Work out the number of lines with the word "filename" in the material below, then reply with that number only.

Data records
++++++++++++++++++++
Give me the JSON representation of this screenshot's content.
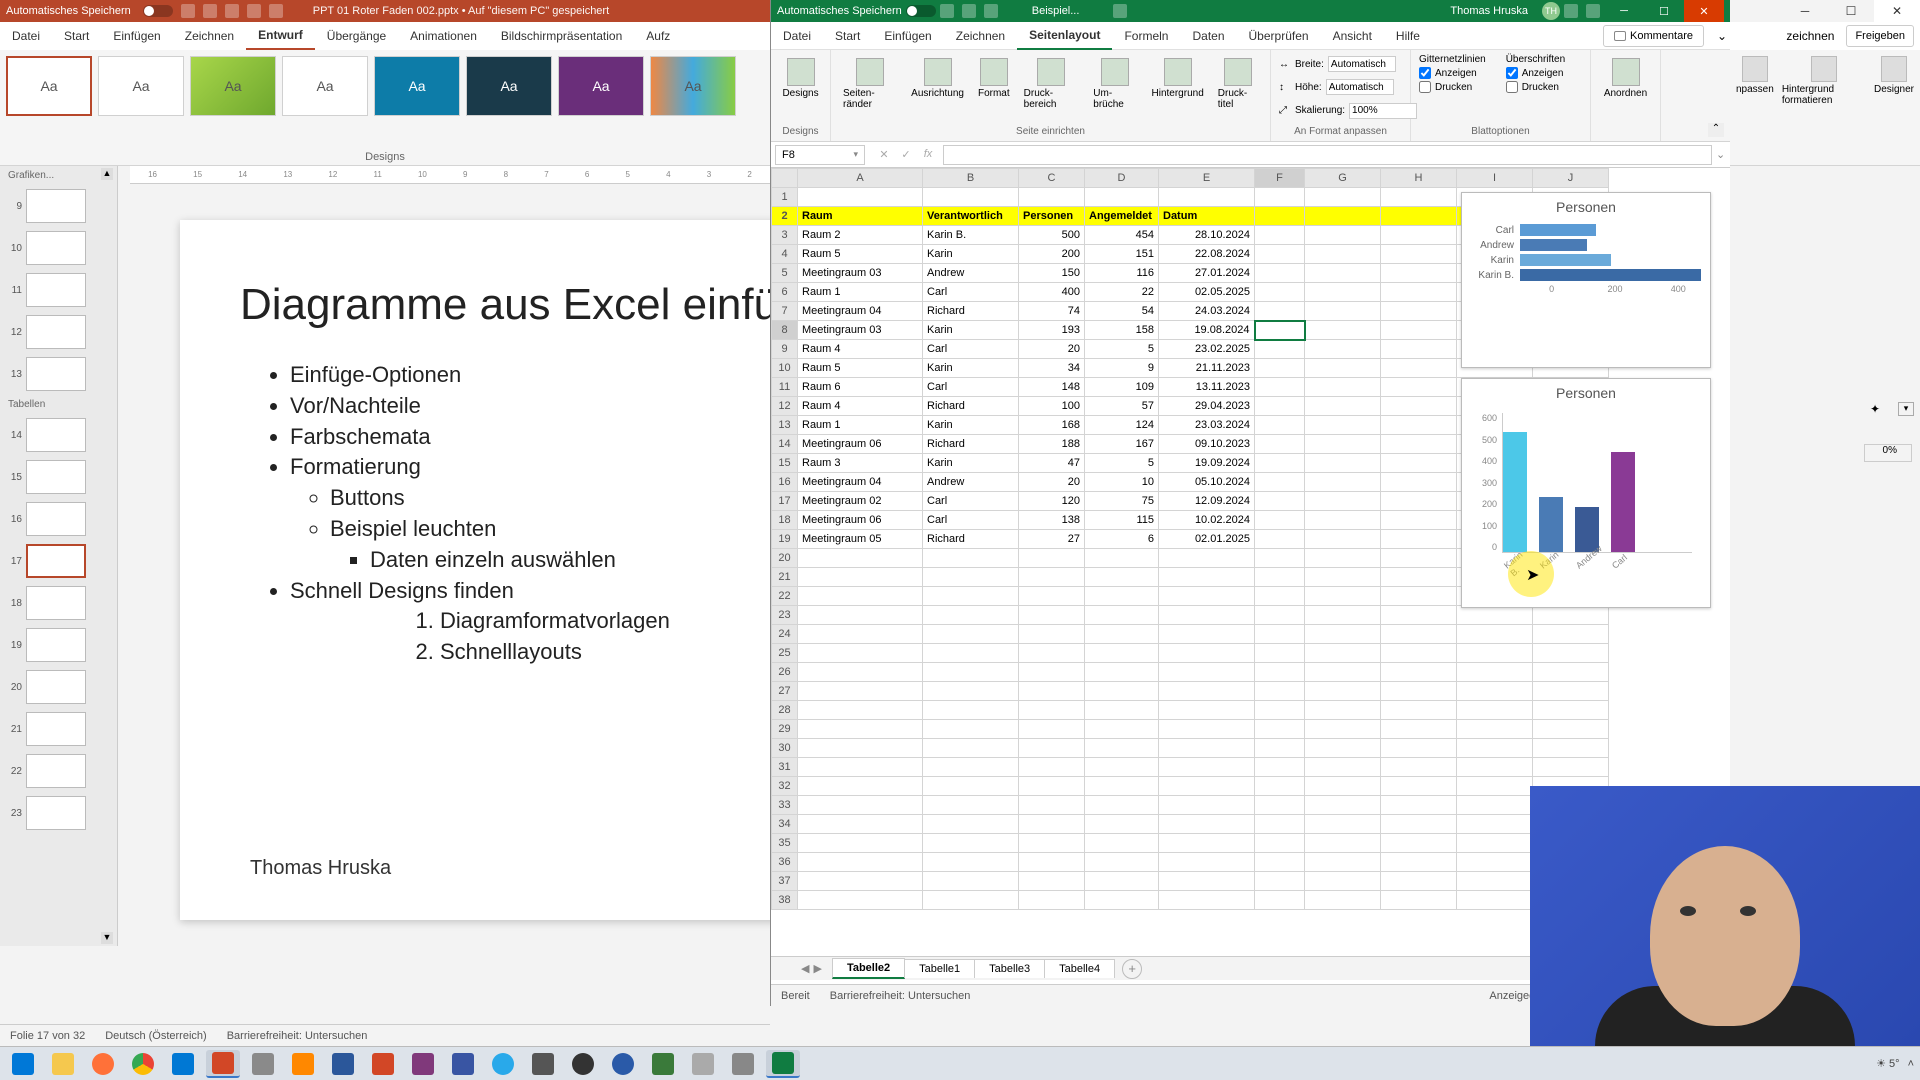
{
  "powerpoint": {
    "titlebar": {
      "autosave": "Automatisches Speichern",
      "filename": "PPT 01 Roter Faden 002.pptx",
      "saved_location": "• Auf \"diesem PC\" gespeichert"
    },
    "tabs": [
      "Datei",
      "Start",
      "Einfügen",
      "Zeichnen",
      "Entwurf",
      "Übergänge",
      "Animationen",
      "Bildschirmpräsentation",
      "Aufz"
    ],
    "active_tab": "Entwurf",
    "right_tabs": [
      "zeichnen",
      "Freigeben"
    ],
    "ribbon": {
      "designs_label": "Designs",
      "rhs_labels": {
        "anpassen": "npassen",
        "hintergrund": "Hintergrund formatieren",
        "designer": "Designer"
      }
    },
    "slide": {
      "title": "Diagramme aus Excel einfü",
      "bullets": [
        "Einfüge-Optionen",
        "Vor/Nachteile",
        "Farbschemata",
        "Formatierung"
      ],
      "sub_bullets": [
        "Buttons",
        "Beispiel leuchten"
      ],
      "subsub_bullets": [
        "Daten einzeln auswählen"
      ],
      "bullet5": "Schnell Designs finden",
      "ol": [
        "Diagramformatvorlagen",
        "Schnelllayouts"
      ],
      "author": "Thomas Hruska"
    },
    "thumbs": {
      "group1_label": "Grafiken...",
      "group2_label": "Tabellen",
      "numbers": [
        "9",
        "10",
        "11",
        "12",
        "13",
        "14",
        "15",
        "16",
        "17",
        "18",
        "19",
        "20",
        "21",
        "22",
        "23"
      ]
    },
    "status": {
      "slide_count": "Folie 17 von 32",
      "language": "Deutsch (Österreich)",
      "accessibility": "Barrierefreiheit: Untersuchen"
    },
    "side_panel": {
      "zoom": "0%"
    }
  },
  "excel": {
    "titlebar": {
      "autosave": "Automatisches Speichern",
      "filename": "Beispiel...",
      "user": "Thomas Hruska",
      "badge": "TH"
    },
    "tabs": [
      "Datei",
      "Start",
      "Einfügen",
      "Zeichnen",
      "Seitenlayout",
      "Formeln",
      "Daten",
      "Überprüfen",
      "Ansicht",
      "Hilfe"
    ],
    "active_tab": "Seitenlayout",
    "comments_button": "Kommentare",
    "ribbon": {
      "designs": "Designs",
      "seiten_group": {
        "seitenraender": "Seiten-ränder",
        "ausrichtung": "Ausrichtung",
        "format": "Format",
        "druckbereich": "Druck-bereich",
        "umbrueche": "Um-brüche",
        "hintergrund": "Hintergrund",
        "drucktitel": "Druck-titel",
        "label": "Seite einrichten"
      },
      "format_group": {
        "breite": "Breite:",
        "breite_val": "Automatisch",
        "hoehe": "Höhe:",
        "hoehe_val": "Automatisch",
        "skalierung": "Skalierung:",
        "skalierung_val": "100%",
        "label": "An Format anpassen"
      },
      "blatt_group": {
        "gitter": "Gitternetzlinien",
        "ueberschriften": "Überschriften",
        "anzeigen": "Anzeigen",
        "drucken": "Drucken",
        "label": "Blattoptionen"
      },
      "anordnen_group": {
        "anordnen": "Anordnen"
      }
    },
    "namebox": "F8",
    "columns": [
      "A",
      "B",
      "C",
      "D",
      "E",
      "F",
      "G",
      "H",
      "I",
      "J"
    ],
    "header_row": [
      "Raum",
      "Verantwortlich",
      "Personen",
      "Angemeldet",
      "Datum"
    ],
    "data_rows": [
      {
        "r": "3",
        "a": "Raum 2",
        "b": "Karin B.",
        "c": "500",
        "d": "454",
        "e": "28.10.2024"
      },
      {
        "r": "4",
        "a": "Raum 5",
        "b": "Karin",
        "c": "200",
        "d": "151",
        "e": "22.08.2024"
      },
      {
        "r": "5",
        "a": "Meetingraum 03",
        "b": "Andrew",
        "c": "150",
        "d": "116",
        "e": "27.01.2024"
      },
      {
        "r": "6",
        "a": "Raum 1",
        "b": "Carl",
        "c": "400",
        "d": "22",
        "e": "02.05.2025"
      },
      {
        "r": "7",
        "a": "Meetingraum 04",
        "b": "Richard",
        "c": "74",
        "d": "54",
        "e": "24.03.2024"
      },
      {
        "r": "8",
        "a": "Meetingraum 03",
        "b": "Karin",
        "c": "193",
        "d": "158",
        "e": "19.08.2024"
      },
      {
        "r": "9",
        "a": "Raum 4",
        "b": "Carl",
        "c": "20",
        "d": "5",
        "e": "23.02.2025"
      },
      {
        "r": "10",
        "a": "Raum 5",
        "b": "Karin",
        "c": "34",
        "d": "9",
        "e": "21.11.2023"
      },
      {
        "r": "11",
        "a": "Raum 6",
        "b": "Carl",
        "c": "148",
        "d": "109",
        "e": "13.11.2023"
      },
      {
        "r": "12",
        "a": "Raum 4",
        "b": "Richard",
        "c": "100",
        "d": "57",
        "e": "29.04.2023"
      },
      {
        "r": "13",
        "a": "Raum 1",
        "b": "Karin",
        "c": "168",
        "d": "124",
        "e": "23.03.2024"
      },
      {
        "r": "14",
        "a": "Meetingraum 06",
        "b": "Richard",
        "c": "188",
        "d": "167",
        "e": "09.10.2023"
      },
      {
        "r": "15",
        "a": "Raum 3",
        "b": "Karin",
        "c": "47",
        "d": "5",
        "e": "19.09.2024"
      },
      {
        "r": "16",
        "a": "Meetingraum 04",
        "b": "Andrew",
        "c": "20",
        "d": "10",
        "e": "05.10.2024"
      },
      {
        "r": "17",
        "a": "Meetingraum 02",
        "b": "Carl",
        "c": "120",
        "d": "75",
        "e": "12.09.2024"
      },
      {
        "r": "18",
        "a": "Meetingraum 06",
        "b": "Carl",
        "c": "138",
        "d": "115",
        "e": "10.02.2024"
      },
      {
        "r": "19",
        "a": "Meetingraum 05",
        "b": "Richard",
        "c": "27",
        "d": "6",
        "e": "02.01.2025"
      }
    ],
    "empty_rows": [
      "20",
      "21",
      "22",
      "23",
      "24",
      "25",
      "26",
      "27",
      "28",
      "29",
      "30",
      "31",
      "32",
      "33",
      "34",
      "35",
      "36",
      "37",
      "38"
    ],
    "selected_row": "8",
    "selected_col": "F",
    "chart1": {
      "title": "Personen",
      "bars": [
        {
          "label": "Carl",
          "w": 40
        },
        {
          "label": "Andrew",
          "w": 35
        },
        {
          "label": "Karin",
          "w": 48
        },
        {
          "label": "Karin B.",
          "w": 95
        }
      ],
      "axis": [
        "0",
        "200",
        "400"
      ]
    },
    "chart2": {
      "title": "Personen",
      "yticks": [
        "600",
        "500",
        "400",
        "300",
        "200",
        "100",
        "0"
      ],
      "xlabels": [
        "Karin B.",
        "Karin",
        "Andrew",
        "Carl"
      ]
    },
    "sheets": [
      "Tabelle2",
      "Tabelle1",
      "Tabelle3",
      "Tabelle4"
    ],
    "active_sheet": "Tabelle2",
    "status": {
      "ready": "Bereit",
      "accessibility": "Barrierefreiheit: Untersuchen",
      "display": "Anzeigeeinstellungen"
    }
  },
  "taskbar": {
    "weather": "5°",
    "icons": [
      "windows",
      "explorer",
      "firefox",
      "chrome",
      "outlook",
      "powerpoint",
      "snip",
      "vlc",
      "word",
      "onenote",
      "onenote2",
      "visio",
      "telegram",
      "app1",
      "app2",
      "app3",
      "app4",
      "app5",
      "app6",
      "excel"
    ]
  },
  "chart_data": [
    {
      "type": "bar",
      "orientation": "horizontal",
      "title": "Personen",
      "categories": [
        "Carl",
        "Andrew",
        "Karin",
        "Karin B."
      ],
      "values": [
        210,
        180,
        250,
        500
      ],
      "xlim": [
        0,
        500
      ],
      "xticks": [
        0,
        200,
        400
      ]
    },
    {
      "type": "bar",
      "orientation": "vertical",
      "title": "Personen",
      "categories": [
        "Karin B.",
        "Karin",
        "Andrew",
        "Carl"
      ],
      "values": [
        500,
        230,
        190,
        420
      ],
      "ylim": [
        0,
        600
      ],
      "yticks": [
        0,
        100,
        200,
        300,
        400,
        500,
        600
      ]
    }
  ]
}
++++++++++++++++++++
Output of the exercise :: 2